- [What is being asked]:
Copy out, from the entries below, each line holding the string "GBPUSD".

[Begin Given entries]

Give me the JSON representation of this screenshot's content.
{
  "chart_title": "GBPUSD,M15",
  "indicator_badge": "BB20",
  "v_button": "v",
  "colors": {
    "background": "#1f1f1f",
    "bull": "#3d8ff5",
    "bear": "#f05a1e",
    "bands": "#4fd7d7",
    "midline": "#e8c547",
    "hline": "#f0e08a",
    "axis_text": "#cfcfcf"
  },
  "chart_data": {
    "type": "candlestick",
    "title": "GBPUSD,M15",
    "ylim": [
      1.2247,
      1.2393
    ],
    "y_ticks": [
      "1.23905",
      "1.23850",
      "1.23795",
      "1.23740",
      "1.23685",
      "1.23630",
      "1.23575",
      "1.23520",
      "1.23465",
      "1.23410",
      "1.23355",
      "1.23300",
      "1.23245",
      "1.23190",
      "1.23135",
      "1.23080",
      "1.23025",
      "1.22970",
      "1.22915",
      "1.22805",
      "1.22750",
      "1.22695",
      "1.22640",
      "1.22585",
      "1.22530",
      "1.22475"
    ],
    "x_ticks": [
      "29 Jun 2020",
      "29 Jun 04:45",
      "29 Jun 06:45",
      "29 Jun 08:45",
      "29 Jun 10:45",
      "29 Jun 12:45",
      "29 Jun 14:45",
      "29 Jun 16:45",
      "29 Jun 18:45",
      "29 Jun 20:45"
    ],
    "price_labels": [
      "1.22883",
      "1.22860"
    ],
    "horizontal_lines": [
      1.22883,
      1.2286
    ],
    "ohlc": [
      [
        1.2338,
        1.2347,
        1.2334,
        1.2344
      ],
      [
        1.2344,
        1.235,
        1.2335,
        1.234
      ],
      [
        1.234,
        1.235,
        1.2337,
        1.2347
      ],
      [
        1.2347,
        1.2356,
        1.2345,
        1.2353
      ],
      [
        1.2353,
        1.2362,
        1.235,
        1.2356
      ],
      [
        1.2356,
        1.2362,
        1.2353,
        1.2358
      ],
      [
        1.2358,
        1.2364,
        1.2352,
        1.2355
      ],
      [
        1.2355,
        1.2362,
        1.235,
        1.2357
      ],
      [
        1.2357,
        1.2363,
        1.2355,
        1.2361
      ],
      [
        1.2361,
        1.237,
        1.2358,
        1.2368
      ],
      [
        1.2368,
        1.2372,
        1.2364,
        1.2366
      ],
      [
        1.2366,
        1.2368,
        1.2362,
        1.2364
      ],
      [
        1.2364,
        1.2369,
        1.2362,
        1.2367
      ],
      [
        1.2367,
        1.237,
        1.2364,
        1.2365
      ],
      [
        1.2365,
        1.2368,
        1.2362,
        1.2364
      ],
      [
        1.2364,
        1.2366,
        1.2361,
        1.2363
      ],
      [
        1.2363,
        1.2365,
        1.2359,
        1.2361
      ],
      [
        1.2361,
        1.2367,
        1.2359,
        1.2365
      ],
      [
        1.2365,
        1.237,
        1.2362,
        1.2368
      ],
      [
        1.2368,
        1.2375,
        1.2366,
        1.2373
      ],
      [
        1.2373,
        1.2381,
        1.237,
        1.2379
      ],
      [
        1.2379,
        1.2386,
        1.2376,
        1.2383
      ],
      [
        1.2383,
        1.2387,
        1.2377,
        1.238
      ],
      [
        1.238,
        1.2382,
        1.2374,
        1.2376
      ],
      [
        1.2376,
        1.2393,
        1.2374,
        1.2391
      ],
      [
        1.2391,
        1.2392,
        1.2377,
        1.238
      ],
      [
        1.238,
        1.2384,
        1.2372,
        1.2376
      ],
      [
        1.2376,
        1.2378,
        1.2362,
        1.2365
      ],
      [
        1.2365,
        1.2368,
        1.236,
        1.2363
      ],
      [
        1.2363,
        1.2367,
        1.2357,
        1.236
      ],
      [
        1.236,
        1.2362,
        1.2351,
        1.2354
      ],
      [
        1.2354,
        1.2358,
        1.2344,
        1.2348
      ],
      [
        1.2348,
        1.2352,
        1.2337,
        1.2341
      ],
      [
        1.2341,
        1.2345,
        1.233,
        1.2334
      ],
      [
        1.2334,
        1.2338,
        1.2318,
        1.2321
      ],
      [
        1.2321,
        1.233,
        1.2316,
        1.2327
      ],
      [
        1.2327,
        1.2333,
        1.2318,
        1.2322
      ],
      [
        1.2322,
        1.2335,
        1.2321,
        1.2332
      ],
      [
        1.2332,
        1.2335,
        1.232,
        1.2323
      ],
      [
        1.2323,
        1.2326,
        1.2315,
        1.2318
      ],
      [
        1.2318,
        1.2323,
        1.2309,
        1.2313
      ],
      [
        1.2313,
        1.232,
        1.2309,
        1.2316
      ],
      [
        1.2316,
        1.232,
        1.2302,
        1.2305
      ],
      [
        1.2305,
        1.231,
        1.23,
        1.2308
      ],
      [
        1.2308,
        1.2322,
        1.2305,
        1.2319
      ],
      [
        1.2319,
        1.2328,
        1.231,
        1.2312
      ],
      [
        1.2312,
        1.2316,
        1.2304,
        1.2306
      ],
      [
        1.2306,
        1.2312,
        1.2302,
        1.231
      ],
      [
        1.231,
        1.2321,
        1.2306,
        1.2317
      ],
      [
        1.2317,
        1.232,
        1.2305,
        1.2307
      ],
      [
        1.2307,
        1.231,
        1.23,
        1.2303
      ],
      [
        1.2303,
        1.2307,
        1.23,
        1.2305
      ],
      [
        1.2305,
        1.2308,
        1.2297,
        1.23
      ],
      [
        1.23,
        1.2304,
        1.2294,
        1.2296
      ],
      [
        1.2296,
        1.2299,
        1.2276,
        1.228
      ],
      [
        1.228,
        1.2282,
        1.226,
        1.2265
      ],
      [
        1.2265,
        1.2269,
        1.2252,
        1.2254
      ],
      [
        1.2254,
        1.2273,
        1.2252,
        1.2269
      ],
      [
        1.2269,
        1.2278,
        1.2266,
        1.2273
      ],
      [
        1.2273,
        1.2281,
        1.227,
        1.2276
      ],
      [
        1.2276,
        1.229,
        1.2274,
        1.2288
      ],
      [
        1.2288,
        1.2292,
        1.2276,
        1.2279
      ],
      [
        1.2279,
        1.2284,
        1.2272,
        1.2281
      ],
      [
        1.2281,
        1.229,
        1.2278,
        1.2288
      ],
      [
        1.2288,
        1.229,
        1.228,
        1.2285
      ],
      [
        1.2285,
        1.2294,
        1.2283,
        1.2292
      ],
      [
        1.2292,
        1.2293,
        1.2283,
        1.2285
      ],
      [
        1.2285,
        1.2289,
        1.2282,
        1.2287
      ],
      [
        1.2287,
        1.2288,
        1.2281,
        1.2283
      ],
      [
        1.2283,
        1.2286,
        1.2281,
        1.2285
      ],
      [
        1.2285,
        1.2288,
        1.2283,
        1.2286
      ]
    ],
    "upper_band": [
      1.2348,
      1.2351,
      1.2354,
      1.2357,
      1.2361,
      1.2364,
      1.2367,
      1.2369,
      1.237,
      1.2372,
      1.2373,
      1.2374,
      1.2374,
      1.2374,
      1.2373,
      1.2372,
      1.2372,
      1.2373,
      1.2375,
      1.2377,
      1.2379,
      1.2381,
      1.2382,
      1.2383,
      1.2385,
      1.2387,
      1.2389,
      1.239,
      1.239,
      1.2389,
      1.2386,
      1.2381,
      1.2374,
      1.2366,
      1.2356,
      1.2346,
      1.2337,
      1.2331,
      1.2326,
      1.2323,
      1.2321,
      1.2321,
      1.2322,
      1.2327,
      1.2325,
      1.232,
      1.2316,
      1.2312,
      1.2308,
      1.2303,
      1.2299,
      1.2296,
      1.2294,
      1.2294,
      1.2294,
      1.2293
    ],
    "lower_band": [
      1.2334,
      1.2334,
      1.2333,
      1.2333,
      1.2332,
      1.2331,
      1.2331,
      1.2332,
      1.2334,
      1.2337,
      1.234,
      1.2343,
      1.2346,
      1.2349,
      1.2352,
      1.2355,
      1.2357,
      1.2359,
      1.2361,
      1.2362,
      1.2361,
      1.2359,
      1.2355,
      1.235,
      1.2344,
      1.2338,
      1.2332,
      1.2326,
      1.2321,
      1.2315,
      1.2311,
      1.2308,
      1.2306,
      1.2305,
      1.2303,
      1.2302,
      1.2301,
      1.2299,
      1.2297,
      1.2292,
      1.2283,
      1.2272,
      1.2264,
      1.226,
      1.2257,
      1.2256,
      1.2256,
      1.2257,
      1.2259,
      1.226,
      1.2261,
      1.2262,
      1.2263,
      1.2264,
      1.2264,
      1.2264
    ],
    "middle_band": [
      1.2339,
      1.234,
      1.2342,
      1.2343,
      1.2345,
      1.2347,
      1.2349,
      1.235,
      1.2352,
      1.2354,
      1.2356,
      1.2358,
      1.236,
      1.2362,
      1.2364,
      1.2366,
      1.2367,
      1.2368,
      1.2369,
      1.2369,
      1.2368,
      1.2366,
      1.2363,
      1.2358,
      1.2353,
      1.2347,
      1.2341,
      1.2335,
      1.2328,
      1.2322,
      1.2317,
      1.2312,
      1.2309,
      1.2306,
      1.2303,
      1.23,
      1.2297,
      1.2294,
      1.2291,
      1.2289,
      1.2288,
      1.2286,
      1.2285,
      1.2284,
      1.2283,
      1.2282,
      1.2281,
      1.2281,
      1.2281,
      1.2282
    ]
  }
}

[End Given entries]

- [Solution to this problem]:
  "chart_title": "GBPUSD,M15",
    "title": "GBPUSD,M15",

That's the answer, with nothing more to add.